THE EXERCISE
Copy every line of the listing that holds the string "gesetzlich".

MATERIAL FOR THIS EXERCISE
================
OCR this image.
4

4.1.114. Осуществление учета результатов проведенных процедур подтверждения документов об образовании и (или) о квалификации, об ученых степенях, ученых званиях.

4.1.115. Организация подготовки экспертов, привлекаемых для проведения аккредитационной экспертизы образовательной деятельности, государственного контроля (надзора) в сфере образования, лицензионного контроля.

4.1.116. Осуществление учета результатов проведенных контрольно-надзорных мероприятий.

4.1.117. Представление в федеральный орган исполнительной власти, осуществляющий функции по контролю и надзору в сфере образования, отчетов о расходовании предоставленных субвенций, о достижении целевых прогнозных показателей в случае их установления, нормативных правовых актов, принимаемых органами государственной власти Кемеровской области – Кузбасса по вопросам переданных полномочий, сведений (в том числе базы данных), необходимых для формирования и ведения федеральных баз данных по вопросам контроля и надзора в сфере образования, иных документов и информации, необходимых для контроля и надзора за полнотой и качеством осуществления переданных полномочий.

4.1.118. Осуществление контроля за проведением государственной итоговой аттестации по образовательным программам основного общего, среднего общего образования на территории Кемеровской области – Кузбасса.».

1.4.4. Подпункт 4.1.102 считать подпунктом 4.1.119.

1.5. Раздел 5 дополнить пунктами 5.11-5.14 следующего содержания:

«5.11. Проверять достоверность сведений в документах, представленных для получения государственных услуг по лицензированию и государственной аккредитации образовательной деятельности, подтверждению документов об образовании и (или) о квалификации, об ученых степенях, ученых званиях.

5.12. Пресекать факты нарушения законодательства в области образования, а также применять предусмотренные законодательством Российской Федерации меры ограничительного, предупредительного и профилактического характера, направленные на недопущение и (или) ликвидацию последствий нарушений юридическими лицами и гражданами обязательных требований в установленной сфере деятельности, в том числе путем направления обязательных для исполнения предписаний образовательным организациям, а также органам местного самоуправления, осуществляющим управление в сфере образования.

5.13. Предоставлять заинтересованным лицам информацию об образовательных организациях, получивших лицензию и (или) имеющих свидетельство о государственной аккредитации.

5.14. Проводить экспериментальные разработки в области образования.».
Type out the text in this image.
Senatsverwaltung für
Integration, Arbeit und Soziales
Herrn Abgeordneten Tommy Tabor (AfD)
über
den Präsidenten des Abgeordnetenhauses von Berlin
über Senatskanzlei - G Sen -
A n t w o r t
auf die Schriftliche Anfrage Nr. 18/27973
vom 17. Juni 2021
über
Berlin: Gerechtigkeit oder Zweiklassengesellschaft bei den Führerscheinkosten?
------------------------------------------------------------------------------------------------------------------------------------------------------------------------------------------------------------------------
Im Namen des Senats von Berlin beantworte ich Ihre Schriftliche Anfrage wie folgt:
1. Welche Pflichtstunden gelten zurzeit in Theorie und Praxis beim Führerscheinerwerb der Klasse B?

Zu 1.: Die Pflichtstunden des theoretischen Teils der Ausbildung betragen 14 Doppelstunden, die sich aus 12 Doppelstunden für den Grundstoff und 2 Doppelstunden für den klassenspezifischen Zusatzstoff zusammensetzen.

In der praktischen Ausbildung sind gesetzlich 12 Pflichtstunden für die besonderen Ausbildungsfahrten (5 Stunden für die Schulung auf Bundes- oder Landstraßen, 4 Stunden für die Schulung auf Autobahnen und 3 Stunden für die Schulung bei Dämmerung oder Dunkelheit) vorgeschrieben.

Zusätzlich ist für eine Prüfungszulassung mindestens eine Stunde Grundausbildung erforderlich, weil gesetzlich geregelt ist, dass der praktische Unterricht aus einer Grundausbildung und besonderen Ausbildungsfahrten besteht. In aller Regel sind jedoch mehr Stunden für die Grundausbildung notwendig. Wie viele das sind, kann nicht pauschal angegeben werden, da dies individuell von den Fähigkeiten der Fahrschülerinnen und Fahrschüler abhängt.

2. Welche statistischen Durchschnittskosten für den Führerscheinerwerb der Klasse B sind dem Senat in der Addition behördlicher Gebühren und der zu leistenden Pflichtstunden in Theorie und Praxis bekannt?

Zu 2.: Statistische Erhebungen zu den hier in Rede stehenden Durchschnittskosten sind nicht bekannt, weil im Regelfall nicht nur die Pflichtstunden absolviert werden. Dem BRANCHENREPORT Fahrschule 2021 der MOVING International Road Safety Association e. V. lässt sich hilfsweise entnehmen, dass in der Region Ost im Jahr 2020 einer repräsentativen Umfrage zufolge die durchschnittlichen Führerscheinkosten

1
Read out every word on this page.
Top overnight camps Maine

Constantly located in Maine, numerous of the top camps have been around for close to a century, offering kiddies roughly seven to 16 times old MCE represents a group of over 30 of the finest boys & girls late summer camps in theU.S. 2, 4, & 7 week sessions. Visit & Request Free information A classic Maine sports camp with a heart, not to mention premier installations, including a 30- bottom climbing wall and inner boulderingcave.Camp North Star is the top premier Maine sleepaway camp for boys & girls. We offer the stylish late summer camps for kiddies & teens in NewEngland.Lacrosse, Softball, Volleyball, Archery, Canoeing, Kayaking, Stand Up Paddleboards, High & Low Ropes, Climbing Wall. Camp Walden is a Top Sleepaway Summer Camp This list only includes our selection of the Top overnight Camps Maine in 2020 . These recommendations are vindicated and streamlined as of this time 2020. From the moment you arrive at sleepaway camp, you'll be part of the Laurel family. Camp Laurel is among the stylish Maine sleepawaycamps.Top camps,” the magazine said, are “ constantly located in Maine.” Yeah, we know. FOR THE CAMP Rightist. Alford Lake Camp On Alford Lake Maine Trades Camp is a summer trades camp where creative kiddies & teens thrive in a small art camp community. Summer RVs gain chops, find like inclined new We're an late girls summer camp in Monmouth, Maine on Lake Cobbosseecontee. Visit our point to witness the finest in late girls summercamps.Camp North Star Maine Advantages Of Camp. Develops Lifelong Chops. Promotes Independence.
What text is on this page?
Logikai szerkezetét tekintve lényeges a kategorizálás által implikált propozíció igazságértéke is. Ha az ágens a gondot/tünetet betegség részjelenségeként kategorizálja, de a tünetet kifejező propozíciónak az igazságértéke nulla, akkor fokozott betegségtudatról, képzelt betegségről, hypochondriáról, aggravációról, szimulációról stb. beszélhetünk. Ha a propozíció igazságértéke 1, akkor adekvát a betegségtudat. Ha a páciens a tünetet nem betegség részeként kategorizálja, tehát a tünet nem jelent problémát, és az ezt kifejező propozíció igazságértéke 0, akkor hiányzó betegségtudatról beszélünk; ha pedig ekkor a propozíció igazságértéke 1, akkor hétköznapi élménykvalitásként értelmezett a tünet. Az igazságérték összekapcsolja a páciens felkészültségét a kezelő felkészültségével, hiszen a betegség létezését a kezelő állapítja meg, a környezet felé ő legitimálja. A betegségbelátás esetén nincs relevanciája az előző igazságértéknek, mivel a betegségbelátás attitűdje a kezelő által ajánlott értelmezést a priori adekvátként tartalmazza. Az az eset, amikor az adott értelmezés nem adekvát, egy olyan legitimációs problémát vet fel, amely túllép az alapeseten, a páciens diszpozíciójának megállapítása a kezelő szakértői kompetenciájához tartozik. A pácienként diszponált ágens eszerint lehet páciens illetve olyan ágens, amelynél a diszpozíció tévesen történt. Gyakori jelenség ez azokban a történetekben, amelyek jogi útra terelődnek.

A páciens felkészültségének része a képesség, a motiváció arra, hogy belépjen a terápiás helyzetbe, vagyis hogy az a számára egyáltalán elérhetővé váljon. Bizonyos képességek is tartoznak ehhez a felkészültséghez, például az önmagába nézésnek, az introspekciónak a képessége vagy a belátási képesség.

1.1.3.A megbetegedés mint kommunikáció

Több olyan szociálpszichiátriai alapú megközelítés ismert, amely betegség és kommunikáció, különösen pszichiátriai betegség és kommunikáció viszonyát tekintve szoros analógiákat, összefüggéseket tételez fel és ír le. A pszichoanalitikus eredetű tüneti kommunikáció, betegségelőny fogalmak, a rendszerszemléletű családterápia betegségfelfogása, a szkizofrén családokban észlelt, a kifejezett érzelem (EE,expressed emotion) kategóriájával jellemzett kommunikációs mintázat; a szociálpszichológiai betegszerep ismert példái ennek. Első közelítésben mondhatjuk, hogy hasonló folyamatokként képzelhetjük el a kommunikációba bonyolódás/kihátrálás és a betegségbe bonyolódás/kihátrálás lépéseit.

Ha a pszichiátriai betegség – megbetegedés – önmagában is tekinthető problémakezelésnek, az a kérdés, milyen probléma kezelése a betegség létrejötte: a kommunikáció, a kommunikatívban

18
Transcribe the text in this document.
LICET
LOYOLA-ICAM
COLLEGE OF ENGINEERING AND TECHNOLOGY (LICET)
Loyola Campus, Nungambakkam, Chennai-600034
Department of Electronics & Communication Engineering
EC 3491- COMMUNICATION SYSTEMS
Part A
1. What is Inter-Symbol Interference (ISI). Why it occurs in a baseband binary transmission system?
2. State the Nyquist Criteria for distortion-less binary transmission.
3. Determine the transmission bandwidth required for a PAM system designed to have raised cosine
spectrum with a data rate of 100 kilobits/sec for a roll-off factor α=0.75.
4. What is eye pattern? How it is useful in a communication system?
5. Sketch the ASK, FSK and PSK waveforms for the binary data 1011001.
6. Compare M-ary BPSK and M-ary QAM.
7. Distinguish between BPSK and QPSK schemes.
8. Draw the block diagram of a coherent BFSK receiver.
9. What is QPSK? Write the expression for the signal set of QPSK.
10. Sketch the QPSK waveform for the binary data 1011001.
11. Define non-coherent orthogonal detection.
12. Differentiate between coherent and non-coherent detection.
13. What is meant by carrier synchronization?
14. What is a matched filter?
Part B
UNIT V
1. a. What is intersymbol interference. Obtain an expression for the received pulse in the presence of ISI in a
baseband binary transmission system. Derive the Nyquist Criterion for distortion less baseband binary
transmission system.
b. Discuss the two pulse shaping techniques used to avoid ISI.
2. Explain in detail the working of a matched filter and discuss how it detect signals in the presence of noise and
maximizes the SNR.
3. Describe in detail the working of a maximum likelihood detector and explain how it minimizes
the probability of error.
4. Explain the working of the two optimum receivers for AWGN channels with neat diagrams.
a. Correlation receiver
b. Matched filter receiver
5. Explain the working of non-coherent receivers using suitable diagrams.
================
WORKED SOLUTION
In der praktischen Ausbildung sind gesetzlich 12 Pflichtstunden für die besonderen Ausbildungsfahrten (5 Stunden für die Schulung auf Bundes- oder Landstraßen, 4 Stunden für die Schulung auf Autobahnen und 3 Stunden für die Schulung bei Dämmerung oder Dunkelheit) vorgeschrieben.
Zusätzlich ist für eine Prüfungszulassung mindestens eine Stunde Grundausbildung erforderlich, weil gesetzlich geregelt ist, dass der praktische Unterricht aus einer Grundausbildung und besonderen Ausbildungsfahrten besteht. In aller Regel sind jedoch mehr Stunden für die Grundausbildung notwendig. Wie viele das sind, kann nicht pauschal angegeben werden, da dies individuell von den Fähigkeiten der Fahrschülerinnen und Fahrschüler abhängt.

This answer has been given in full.